**抜粋本文**

----------

オンライン診療(アメリカの動向整理)
前回(No.163)は、COVID-19の感染者、基礎疾患等の患者それぞれの受診方法として、オンライン診療(遠隔診療)の基本的内容を整理しました。今回は、アメリカの事例を取り上げる予定でしたが、この前にオンライン診療の動向と主な課題を見ておくことにします。
各メディアにおいて報じられているように、アメリカではCOVID-19の感染者が急増しており、CDC(Centers for Disease Control and Prevention)の調査によれば、2020年10月21日時点での感染者、死亡者がそれぞれ約810万人、22万人となっています(注1)。これらの対応の一つとして、COVID-19の感染予防と在宅診療、基礎疾患患者の受診機会の確保、それぞれを基本目的にオンライン診療が導入され、利用者が増加しています。図1は、こうした動向を示す一例です。
図1 オンライン診療の利用状況
COVID-19の感染者が拡大する前の2020年1~2月には、オンライン診療の利用者割合は11%程度でしたが、感染者が大きく増加した3月以降これが上昇して、8月には36%になっています(注2)。
オンライン診療の増加に伴って(あるいはその促進策として)、いくつかの対応が検討・導入されています。一例として連邦政府は、医師-患者間でのアクセスを容易にする上で、HIPAA(Health Insurance Portability and Accountability Act)の罰則規定を一時的に緩和しました。これにより、無料・低負担の通話ツール(Google、Zoom、Skype等)でのオンライン診療の利用機会が拡大されることになりました(注3)。
多くの保険団体では、COVID-19の検査に要する自己負担の引き下げや無料化を進めており、オンライン診療の報酬を設定・加算するケースも見られます(注4)。また、アメリカ医師会は、オンライン診療の利用者増加に対応する上で、医師用のマニュアルを作成・開示しています(注5)。

----------

**記録データ**

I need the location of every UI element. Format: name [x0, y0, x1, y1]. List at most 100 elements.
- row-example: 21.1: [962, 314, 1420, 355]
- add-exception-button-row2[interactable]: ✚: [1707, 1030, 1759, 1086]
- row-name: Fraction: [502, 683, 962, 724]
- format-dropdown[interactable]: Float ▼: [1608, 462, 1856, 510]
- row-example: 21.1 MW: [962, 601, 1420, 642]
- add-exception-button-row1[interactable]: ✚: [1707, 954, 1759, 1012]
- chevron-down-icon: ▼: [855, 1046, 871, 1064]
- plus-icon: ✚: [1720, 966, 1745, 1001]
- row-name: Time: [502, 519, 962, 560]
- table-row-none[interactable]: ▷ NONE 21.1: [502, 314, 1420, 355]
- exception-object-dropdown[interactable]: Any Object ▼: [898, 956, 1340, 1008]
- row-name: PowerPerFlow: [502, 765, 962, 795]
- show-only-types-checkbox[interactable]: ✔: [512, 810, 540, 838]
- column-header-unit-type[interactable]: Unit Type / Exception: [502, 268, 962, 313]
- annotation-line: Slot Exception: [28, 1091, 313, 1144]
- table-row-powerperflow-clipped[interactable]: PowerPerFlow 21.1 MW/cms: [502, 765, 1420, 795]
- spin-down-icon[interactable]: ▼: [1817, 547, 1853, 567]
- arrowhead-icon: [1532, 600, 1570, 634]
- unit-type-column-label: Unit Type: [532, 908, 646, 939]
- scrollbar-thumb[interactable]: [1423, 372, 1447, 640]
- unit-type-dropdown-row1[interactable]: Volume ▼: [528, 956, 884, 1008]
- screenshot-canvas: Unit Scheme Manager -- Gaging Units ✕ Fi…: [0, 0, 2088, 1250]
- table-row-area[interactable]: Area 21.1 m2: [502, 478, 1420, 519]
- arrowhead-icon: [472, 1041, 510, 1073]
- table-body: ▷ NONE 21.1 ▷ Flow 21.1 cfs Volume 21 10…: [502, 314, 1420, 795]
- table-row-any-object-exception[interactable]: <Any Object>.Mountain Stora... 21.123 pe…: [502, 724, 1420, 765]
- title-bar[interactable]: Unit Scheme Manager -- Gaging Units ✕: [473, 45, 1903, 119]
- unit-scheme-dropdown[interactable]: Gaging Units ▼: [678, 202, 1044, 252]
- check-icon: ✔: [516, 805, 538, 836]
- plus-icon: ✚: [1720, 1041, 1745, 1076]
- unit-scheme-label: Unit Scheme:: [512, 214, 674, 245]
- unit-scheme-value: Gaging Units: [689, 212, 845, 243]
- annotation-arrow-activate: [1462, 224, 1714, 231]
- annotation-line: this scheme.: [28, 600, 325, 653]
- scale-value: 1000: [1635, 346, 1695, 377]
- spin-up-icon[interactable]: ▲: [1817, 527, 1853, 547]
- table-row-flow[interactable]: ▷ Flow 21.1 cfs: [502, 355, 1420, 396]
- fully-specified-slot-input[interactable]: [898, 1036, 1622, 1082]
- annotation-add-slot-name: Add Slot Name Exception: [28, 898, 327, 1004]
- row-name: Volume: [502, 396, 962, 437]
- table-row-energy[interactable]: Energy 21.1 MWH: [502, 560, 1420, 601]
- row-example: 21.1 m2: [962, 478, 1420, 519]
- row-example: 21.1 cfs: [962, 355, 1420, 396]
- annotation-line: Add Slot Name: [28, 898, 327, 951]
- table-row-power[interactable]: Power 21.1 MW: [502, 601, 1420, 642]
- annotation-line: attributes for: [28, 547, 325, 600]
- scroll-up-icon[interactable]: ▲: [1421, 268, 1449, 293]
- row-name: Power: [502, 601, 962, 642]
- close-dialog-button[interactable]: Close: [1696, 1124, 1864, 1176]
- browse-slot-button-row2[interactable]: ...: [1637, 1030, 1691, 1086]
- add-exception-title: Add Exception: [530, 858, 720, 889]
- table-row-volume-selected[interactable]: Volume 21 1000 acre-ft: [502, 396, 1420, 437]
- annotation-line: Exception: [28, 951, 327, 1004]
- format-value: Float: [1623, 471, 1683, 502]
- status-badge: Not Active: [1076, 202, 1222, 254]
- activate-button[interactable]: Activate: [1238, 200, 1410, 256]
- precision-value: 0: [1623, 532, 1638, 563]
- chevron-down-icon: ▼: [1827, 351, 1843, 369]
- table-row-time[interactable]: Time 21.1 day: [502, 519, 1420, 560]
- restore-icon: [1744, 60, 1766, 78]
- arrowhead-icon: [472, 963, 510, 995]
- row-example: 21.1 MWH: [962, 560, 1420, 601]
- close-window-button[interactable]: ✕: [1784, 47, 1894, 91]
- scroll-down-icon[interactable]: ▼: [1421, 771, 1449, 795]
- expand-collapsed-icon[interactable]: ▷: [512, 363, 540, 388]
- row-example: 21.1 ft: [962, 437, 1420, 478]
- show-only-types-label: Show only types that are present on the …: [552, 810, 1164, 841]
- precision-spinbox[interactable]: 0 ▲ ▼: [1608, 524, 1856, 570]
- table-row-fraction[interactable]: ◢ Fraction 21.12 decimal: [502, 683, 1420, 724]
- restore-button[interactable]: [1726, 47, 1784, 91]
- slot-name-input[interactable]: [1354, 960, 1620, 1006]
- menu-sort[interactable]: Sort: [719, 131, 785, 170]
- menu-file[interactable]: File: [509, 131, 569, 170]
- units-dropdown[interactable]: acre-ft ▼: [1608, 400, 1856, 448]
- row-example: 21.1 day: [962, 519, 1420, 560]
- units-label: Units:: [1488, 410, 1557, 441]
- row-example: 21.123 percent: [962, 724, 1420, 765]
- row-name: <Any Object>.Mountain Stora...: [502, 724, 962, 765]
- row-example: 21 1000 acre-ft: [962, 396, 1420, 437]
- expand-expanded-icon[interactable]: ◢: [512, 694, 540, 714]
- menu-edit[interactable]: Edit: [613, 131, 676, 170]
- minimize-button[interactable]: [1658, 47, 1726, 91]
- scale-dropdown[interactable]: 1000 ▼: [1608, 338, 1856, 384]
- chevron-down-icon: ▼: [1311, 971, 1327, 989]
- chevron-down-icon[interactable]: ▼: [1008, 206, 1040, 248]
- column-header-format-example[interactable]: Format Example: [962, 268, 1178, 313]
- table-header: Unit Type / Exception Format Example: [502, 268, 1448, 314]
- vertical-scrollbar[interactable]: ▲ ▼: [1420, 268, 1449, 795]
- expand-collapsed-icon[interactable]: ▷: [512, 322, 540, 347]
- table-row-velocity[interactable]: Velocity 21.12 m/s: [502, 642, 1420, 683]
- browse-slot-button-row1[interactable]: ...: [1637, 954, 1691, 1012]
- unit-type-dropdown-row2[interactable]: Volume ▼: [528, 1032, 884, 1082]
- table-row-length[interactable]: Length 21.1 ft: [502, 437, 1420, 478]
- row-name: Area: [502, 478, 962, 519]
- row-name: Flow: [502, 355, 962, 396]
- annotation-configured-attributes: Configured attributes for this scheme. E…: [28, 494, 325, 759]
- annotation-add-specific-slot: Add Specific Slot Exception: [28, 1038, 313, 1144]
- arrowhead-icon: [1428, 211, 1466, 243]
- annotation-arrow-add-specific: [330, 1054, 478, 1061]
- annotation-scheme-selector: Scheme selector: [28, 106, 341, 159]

----------

**作業内容**
1 > アメリカのオンライン診療に関する本文によると、2020年8月のオンライン診療の利用者割合はどれくらいですか？
2 > アメリカのオンライン診療に関する本文のうち、「前回(No.163)は、CO」から「6%になっています(注2)。」までをそのまま書き写してください。

**各課題の回答**
1 > 36%です。

2 >
前回(No.163)は、COVID-19の感染者、基礎疾患等の患者それぞれの受診方法として、オンライン診療(遠隔診療)の基本的内容を整理しました。今回は、アメリカの事例を取り上げる予定でしたが、この前にオンライン診療の動向と主な課題を見ておくことにします。
各メディアにおいて報じられているように、アメリカではCOVID-19の感染者が急増しており、CDC(Centers for Disease Control and Prevention)の調査によれば、2020年10月21日時点での感染者、死亡者がそれぞれ約810万人、22万人となっています(注1)。これらの対応の一つとして、COVID-19の感染予防と在宅診療、基礎疾患患者の受診機会の確保、それぞれを基本目的にオンライン診療が導入され、利用者が増加しています。図1は、こうした動向を示す一例です。
図1 オンライン診療の利用状況
COVID-19の感染者が拡大する前の2020年1~2月には、オンライン診療の利用者割合は11%程度でしたが、感染者が大きく増加した3月以降これが上昇して、8月には36%になっています(注2)。